Problems to work on
1. In the article on selling luxury products during the pandemic, what does Ricky Davies of Sub-Zero and Wolf UK recommend offering?
2. Pick up the article on selling luxury products during the pandemic right after its last sentence and keep writing it.

Document section

Top tips on selling luxury products (in the middle of a pandemic)

The implications of Covid-19 will be felt for many years to come and, it’s fair to say, the pandemic has changed the retail landscape for good. The KBB industry, however, has held up well but, with consumers at the high-end notoriously more demanding, we asked a selection of industry experts for their top tips on how best to sell luxury KBB products right now


Ricky Davies, director, Sub-Zero and Wolf UK

Offer a cooking demonstration (either in person or via video link) to show off the power, performance, ease of use and superior manufacturing of the products and why this sets them apart. (Main image shows a live Sub-Zero cookery demonstration).

Martin Canning, head of category, Häfele UK

The key to selling luxury products is to highlight the small features that really set these apart from the rest. Like this Hafele Free Space cupboard fitting that helps users make the most out of their storage space

My advice would be to sweat the small stuff. Finishing touches are vital if you wish to create a feeling of real luxury and can give the edge when designing a statement space.

Paul Bailey, senior category manager, Grohe UK

Video content in the form of demonstrations, how-to guides and even virtual tours are great for enabling potential buyers to see the products come to life and visualise how they will help them in their everyday lives.

Melissa Blewitt, retail marketing assistant, Calypso

If used correctly, technology can be a great asset in this current situation. It can enable retailers to showcase images of previous installations via a web conference or even show renders and 3D CAD models of bathrooms.

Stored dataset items
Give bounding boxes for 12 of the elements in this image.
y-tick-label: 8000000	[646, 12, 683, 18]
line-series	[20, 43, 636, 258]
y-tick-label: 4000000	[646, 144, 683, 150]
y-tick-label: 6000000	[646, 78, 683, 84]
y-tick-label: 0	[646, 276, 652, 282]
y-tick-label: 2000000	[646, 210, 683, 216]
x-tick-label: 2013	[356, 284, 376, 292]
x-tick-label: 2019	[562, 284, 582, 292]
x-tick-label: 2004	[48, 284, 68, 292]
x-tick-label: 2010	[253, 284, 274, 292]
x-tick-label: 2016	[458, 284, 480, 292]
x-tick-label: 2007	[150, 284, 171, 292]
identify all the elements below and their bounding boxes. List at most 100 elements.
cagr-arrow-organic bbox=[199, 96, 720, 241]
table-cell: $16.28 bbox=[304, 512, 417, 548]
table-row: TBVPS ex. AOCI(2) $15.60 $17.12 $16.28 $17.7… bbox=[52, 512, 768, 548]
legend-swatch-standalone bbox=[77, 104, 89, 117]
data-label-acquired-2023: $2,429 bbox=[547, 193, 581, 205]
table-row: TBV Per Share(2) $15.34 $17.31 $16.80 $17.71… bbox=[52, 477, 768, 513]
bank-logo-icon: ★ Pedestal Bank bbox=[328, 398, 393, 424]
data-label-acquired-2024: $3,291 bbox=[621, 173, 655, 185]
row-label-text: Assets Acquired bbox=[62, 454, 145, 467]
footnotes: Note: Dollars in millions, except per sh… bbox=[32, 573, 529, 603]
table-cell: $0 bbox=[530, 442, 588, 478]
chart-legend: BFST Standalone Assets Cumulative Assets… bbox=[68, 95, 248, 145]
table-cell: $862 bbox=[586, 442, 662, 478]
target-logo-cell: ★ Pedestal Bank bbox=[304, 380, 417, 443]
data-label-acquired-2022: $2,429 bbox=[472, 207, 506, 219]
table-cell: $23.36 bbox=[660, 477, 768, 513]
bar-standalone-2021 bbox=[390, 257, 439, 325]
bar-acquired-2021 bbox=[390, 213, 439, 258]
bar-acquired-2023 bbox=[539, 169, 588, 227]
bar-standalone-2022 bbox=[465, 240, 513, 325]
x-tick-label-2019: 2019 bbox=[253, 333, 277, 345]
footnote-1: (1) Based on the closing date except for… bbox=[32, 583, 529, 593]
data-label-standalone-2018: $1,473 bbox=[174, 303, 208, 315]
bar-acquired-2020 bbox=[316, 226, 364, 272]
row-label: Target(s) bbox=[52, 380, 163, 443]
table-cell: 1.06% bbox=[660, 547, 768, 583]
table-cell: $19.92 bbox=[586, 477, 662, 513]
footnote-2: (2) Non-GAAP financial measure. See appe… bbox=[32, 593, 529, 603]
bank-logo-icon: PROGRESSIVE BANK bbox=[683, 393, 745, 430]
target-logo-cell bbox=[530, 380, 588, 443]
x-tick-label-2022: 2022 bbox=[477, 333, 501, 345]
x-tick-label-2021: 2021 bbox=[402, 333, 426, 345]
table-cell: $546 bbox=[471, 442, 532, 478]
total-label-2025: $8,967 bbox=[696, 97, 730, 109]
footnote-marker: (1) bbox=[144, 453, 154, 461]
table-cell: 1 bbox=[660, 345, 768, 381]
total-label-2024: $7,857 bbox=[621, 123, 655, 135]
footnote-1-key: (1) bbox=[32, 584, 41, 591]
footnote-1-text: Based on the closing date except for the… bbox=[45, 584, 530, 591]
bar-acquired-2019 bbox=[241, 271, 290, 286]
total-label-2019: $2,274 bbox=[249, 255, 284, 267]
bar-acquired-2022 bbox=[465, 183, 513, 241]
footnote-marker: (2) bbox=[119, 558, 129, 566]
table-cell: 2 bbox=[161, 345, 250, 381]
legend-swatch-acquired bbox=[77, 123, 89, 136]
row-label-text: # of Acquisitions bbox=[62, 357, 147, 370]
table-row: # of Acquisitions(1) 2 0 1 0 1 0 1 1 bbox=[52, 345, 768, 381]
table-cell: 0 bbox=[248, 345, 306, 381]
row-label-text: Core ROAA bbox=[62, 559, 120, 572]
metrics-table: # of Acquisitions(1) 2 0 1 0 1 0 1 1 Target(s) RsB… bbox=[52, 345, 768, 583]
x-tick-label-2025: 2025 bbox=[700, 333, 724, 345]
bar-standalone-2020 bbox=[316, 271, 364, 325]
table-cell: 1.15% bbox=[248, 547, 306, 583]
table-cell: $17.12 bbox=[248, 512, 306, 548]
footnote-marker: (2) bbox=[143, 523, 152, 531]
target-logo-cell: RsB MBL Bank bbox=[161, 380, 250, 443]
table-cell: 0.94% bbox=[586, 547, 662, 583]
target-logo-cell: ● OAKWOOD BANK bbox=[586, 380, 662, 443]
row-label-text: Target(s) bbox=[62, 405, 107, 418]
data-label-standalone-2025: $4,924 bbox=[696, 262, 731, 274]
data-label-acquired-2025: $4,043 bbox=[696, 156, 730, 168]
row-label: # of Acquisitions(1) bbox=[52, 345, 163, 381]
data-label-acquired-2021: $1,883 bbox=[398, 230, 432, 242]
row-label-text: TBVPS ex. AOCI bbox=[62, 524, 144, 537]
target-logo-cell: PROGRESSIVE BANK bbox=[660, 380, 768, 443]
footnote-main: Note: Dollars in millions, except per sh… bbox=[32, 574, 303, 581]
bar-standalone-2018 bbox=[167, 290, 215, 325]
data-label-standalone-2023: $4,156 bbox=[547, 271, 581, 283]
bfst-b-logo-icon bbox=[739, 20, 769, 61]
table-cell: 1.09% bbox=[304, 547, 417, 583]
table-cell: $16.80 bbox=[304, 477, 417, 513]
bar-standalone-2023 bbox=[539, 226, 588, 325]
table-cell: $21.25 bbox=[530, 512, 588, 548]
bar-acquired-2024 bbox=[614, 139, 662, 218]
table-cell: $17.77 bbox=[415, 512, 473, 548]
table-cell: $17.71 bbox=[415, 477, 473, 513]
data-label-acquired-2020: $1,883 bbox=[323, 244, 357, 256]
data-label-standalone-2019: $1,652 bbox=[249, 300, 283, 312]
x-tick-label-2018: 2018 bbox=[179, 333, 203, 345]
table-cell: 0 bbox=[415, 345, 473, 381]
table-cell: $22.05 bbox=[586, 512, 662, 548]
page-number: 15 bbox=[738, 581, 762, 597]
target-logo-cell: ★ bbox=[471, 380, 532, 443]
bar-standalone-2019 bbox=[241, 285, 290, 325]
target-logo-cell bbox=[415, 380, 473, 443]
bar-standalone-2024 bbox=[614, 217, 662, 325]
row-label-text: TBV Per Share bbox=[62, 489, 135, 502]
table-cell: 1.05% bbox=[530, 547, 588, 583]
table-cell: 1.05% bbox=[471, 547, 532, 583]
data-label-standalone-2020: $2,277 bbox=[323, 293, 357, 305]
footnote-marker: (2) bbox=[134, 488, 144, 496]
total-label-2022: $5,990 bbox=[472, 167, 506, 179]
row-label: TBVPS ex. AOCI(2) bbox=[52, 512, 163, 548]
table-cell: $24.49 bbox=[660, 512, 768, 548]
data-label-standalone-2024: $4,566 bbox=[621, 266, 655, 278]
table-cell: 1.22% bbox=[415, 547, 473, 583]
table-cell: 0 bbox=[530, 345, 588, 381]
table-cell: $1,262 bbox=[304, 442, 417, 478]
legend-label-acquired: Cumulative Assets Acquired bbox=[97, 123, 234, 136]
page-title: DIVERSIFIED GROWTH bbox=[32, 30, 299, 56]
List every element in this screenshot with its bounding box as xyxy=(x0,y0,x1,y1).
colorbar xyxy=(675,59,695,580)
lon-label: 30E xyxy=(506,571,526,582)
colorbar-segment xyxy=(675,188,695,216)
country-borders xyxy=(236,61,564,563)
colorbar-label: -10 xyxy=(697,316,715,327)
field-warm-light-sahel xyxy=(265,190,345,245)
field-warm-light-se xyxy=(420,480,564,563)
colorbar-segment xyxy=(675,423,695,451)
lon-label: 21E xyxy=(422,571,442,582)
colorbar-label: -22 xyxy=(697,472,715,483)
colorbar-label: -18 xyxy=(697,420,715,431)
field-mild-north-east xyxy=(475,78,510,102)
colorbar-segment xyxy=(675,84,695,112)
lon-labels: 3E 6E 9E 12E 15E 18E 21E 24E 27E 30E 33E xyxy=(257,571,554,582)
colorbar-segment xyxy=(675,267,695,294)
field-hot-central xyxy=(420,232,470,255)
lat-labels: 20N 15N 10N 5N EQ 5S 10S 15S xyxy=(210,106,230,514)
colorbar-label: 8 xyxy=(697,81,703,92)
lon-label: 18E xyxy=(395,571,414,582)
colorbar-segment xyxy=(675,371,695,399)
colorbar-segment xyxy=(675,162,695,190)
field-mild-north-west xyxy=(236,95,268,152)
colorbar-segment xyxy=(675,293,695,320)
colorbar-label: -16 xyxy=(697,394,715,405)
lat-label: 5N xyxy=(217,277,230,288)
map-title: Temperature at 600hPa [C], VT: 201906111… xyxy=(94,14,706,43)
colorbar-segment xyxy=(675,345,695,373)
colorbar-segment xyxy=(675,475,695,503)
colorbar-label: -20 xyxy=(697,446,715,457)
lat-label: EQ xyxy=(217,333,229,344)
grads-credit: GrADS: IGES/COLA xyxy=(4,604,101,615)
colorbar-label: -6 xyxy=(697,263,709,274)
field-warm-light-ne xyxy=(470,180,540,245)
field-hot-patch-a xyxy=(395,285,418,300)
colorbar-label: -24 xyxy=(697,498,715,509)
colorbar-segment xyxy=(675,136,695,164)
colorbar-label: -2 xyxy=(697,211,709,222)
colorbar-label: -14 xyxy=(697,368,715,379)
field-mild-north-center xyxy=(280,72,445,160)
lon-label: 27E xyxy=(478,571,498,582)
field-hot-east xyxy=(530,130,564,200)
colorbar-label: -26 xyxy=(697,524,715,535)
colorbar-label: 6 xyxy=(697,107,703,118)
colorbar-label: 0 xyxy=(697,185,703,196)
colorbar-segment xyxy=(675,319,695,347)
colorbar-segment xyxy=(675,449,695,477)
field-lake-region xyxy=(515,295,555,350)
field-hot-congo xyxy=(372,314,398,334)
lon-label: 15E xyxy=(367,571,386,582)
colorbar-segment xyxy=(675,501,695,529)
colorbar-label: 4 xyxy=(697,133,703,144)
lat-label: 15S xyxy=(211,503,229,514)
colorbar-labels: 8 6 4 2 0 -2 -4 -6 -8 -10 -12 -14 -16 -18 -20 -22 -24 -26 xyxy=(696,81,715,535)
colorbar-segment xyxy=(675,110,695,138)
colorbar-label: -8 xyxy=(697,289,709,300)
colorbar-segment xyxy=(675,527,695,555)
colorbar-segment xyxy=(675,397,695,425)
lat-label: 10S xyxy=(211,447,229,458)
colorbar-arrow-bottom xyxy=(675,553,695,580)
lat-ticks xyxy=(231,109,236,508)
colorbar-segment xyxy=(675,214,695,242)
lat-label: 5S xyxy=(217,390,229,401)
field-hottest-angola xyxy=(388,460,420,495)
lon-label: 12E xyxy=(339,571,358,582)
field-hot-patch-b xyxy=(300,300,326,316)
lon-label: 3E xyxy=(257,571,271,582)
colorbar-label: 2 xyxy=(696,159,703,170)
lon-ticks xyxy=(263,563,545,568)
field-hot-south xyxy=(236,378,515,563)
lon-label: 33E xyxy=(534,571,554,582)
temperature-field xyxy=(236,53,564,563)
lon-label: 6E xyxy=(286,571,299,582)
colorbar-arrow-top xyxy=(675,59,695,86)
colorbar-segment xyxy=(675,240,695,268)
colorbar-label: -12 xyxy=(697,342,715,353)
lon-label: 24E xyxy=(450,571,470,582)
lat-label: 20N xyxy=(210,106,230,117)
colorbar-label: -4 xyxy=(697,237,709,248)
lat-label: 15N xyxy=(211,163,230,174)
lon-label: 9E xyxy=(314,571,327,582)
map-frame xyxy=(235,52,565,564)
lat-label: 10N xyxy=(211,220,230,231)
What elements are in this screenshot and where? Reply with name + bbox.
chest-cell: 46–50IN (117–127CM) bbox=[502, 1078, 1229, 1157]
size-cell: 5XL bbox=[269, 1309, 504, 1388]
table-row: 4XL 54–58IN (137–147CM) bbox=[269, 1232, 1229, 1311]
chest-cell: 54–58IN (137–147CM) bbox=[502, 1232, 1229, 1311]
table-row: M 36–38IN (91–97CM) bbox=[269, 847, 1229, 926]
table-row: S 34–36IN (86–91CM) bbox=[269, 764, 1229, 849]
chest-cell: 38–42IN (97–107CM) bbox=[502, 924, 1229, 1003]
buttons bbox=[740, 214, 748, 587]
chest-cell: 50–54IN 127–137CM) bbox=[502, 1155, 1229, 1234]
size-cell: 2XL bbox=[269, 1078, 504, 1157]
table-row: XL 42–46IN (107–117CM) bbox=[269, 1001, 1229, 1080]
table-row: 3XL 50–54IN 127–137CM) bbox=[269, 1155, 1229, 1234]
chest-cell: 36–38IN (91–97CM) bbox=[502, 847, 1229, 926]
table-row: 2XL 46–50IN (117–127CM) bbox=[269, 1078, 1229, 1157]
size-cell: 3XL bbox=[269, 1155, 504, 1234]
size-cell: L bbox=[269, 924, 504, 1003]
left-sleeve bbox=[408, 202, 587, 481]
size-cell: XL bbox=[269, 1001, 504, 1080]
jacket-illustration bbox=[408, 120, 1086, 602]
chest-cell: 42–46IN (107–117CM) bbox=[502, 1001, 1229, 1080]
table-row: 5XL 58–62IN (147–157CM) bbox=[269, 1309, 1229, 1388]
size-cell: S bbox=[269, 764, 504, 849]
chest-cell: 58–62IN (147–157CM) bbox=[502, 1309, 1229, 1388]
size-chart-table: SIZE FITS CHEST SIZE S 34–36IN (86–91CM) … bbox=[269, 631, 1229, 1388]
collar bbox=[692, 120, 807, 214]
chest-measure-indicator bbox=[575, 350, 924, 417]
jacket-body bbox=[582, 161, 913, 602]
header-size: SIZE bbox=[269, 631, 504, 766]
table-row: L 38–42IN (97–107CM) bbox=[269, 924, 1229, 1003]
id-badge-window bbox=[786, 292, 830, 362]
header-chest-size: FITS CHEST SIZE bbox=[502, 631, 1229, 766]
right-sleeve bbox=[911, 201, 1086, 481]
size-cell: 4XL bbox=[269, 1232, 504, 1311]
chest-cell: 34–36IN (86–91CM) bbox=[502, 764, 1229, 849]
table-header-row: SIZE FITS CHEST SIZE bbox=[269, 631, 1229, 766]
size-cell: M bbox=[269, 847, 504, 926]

Results by task
1. A cooking demonstration, either in person or via video link.

2.
Ron Blount, business development manager, Falmec

Ironically, selling high-end products is not all about the price. It’s about the value and the underlying, unknown motives of status and style. Highlight a feature, follow up with “which means…” to explain all the inherent benefits and value.

Helen Haider, head of marketing, Fisher and Paykel

Understanding how your client cooks will be a fundamental to designing a luxury kitchen that works for them

As with any sale, get your customers to try the products if possible. If that is difficult, then at least find out how they use their kitchen – how and what they cook? Do they like people to cook with them? Is their kitchen a social room in the house where children do homework and a place to have an evening glass of wine? These factors all impact how you design.

Richard Turner, national sales manager, Pronorm

Luxury purchasers can be demanding, with high expectations for service, design and quality – and that’s fine, provided everyone maintains a respect for value.